I am a creature of habit. For example, I am content to eat the same breakfast every day. When I walk the dog, I am content to take the same route, down the same alleys, every day.
This drives my wife crazy. That alone might be a compelling reason to continue my habitual practices, but I have to admit there can be some shortcomings to blindly following repetitive patterns.
If Finale was a rug, I’d have long ago worn a path in my most used areas. For example, when I create a new chart for our rock band, I always start with the Setup Wizard. It only takes a minute, and I’m happy with the results, but the truth of the matter is that it’s a waste of time. If I’d only take a few extra steps and try something new today, I will save time with every subsequent arrangement I write for this group. So in honor of this blog (and of my wife who is almost always right, and whose only real shortcoming is her choice of men), I’m going to take that extra step today, and share the details and benefits with you.
Let’s start by going to Finale’s File menu and choosing New>Document with Setup Wizard. On the left side we can select an Ensemble, but let’s skip that for now. Let’s check out the Document Styles on the right – these make it easy to indicate things like page size, handwritten or engraved music fonts, text inserts, and more. You might just spend a minute – once – to click through the various options here to see what they offer. In doing so, I chose General>Copyist, because it offers a handwritten look, just the text inserts I need, and the page size and orientation I prefer. Then I hit Next.

- WORK TO COMPLETE
Answer these questions from the Finale blog excerpt:
1. Whom does the writer say these habits drive crazy?
2. What does the writer always start with when creating a new chart for the rock band?
3. Which Document Style did the writer choose in the Setup Wizard?
Answer using only the text above.

- DATA UNDER STUDY
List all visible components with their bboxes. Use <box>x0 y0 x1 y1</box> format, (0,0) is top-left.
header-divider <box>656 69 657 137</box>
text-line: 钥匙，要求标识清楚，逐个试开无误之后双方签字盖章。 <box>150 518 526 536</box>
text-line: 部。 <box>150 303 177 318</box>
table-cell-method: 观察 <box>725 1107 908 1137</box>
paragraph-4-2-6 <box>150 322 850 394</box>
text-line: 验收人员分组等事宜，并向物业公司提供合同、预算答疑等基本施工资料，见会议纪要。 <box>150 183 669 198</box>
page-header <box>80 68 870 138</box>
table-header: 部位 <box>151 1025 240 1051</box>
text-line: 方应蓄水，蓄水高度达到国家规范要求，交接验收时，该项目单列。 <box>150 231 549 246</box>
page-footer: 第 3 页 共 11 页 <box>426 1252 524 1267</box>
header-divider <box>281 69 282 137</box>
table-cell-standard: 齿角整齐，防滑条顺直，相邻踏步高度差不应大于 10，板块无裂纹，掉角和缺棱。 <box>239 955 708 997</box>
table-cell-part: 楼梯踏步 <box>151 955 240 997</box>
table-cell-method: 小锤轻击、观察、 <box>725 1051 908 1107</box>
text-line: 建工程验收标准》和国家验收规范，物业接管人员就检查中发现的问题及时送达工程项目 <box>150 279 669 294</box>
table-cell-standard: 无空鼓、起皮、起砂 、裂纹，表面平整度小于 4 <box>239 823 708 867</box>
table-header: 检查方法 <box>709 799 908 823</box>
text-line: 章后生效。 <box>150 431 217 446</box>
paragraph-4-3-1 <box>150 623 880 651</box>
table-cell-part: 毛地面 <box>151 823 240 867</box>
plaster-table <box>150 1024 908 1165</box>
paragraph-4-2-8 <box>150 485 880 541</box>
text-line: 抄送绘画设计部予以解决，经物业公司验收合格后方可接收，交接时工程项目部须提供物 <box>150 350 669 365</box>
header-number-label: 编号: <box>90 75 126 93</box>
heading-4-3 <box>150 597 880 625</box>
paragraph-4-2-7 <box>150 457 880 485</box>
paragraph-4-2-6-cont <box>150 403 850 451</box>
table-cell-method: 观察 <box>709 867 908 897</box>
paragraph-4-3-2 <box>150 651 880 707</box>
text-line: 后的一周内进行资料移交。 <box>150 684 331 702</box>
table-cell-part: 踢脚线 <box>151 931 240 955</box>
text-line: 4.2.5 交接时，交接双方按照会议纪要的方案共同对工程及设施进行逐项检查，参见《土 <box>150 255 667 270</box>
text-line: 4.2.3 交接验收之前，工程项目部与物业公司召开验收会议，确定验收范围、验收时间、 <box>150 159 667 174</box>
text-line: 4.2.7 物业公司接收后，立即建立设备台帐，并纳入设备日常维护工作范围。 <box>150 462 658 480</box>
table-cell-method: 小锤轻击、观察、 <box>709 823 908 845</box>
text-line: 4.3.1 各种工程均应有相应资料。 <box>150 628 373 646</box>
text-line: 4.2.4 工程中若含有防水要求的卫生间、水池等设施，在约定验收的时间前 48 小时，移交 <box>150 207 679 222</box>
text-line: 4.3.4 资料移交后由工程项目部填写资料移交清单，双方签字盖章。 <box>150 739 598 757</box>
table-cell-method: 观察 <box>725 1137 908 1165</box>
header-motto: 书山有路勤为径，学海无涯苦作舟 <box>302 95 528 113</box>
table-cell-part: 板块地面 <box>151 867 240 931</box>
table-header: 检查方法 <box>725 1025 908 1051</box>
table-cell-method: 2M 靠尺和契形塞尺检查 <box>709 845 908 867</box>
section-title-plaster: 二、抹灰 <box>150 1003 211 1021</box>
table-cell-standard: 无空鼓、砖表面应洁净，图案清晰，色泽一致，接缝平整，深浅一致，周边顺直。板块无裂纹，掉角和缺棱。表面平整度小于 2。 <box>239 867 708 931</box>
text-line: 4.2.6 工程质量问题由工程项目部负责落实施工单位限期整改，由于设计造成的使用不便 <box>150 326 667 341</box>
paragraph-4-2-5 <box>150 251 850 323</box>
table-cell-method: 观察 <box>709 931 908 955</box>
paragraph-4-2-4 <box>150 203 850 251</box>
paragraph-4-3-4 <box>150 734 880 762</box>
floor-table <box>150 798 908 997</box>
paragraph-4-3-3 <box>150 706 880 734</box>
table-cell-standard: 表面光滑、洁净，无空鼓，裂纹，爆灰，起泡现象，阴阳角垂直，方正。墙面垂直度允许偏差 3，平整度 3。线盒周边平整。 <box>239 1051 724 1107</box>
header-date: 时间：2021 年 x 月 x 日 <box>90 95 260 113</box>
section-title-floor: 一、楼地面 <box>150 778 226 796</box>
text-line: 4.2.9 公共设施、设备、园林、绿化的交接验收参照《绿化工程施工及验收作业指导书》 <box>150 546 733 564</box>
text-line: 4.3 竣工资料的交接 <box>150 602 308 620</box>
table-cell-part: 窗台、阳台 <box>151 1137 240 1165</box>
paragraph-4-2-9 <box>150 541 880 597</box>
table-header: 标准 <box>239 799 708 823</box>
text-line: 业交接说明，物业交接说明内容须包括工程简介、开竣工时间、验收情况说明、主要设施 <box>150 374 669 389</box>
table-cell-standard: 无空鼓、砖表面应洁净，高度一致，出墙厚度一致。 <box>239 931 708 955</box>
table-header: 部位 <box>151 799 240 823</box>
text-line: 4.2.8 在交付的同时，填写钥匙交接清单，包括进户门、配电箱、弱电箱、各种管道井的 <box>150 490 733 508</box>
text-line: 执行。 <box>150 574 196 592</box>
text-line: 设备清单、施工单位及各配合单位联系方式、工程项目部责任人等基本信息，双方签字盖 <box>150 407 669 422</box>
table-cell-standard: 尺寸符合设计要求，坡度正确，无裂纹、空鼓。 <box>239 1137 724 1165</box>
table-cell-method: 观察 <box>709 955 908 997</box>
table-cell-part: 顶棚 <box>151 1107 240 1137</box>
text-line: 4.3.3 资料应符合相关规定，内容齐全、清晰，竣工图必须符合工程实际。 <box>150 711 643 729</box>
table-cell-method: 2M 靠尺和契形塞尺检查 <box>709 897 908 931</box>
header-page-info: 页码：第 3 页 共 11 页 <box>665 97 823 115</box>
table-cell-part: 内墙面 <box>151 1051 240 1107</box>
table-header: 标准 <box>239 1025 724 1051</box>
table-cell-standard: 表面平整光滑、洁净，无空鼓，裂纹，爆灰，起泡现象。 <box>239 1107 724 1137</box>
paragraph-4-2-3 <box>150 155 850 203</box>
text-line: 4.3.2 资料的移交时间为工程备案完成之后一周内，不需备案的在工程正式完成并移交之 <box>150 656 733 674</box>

- RESPONSE BELOW
1. The writer's wife.
2. The Setup Wizard.
3. General>Copyist.